-- BEGIN Records for this task --
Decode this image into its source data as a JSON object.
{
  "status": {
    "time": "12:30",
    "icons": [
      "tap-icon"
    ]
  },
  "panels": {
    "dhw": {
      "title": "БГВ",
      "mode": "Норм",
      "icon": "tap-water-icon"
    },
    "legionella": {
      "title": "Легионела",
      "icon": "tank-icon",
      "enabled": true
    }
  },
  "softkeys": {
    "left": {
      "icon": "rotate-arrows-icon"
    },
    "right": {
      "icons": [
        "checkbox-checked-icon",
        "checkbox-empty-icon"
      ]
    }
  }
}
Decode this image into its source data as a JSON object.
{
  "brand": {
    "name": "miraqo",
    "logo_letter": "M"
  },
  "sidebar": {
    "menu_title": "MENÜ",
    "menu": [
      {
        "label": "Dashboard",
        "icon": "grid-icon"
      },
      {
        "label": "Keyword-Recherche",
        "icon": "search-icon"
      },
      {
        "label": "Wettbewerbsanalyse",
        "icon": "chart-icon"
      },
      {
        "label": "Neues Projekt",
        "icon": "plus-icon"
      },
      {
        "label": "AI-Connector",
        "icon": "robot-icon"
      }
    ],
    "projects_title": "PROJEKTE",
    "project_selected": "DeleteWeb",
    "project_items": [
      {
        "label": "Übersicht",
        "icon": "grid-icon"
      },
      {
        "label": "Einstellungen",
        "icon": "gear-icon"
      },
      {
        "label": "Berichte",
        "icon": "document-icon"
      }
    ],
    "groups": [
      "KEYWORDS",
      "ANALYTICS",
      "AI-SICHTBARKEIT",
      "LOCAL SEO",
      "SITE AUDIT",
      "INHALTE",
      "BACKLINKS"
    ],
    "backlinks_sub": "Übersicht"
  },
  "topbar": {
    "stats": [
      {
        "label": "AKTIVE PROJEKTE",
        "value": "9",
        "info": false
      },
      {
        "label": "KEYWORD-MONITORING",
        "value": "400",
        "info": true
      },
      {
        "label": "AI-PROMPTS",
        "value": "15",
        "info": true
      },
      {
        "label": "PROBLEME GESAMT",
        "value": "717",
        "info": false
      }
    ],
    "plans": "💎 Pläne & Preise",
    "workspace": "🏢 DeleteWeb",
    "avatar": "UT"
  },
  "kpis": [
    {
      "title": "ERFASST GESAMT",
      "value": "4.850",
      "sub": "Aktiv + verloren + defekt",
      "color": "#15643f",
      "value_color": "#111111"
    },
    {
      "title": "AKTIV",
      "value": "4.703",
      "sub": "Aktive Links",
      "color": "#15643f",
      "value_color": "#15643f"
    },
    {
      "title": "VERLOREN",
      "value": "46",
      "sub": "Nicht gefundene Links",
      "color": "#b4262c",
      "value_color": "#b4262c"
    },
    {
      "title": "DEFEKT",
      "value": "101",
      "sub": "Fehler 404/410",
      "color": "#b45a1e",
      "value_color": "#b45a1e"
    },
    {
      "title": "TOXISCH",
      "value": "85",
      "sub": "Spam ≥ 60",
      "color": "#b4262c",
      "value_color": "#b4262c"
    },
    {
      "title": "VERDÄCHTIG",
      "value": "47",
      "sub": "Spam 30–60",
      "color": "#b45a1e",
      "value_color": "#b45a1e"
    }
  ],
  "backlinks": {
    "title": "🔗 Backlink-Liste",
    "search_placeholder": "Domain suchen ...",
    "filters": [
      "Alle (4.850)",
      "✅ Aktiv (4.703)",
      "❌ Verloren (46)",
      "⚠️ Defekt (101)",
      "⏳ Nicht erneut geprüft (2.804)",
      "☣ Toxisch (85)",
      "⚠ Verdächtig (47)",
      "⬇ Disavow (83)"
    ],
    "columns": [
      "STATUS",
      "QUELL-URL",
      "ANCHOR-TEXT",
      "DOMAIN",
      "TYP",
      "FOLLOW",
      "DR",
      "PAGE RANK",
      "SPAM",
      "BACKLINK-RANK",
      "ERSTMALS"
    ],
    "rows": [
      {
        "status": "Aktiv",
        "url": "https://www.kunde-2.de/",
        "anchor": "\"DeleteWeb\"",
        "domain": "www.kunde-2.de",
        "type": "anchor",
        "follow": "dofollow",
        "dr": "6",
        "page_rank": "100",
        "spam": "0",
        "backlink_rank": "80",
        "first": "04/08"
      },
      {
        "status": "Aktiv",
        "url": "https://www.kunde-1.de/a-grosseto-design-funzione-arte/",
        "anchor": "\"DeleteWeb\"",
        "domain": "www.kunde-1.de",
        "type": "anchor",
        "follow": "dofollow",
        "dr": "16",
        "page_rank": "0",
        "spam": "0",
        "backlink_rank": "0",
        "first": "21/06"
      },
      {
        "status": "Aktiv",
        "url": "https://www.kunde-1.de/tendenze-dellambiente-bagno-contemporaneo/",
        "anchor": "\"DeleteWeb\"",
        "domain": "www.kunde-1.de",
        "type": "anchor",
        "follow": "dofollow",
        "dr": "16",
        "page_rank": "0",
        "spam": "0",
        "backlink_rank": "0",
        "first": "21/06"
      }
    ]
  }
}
-- END Records for this task --
- _What needs to be done_
Pick out every line holding the string "Nicht" and return it.

- _Solution for this task_
      "sub": "Nicht gefundene Links",
      "⏳ Nicht erneut geprüft (2.804)",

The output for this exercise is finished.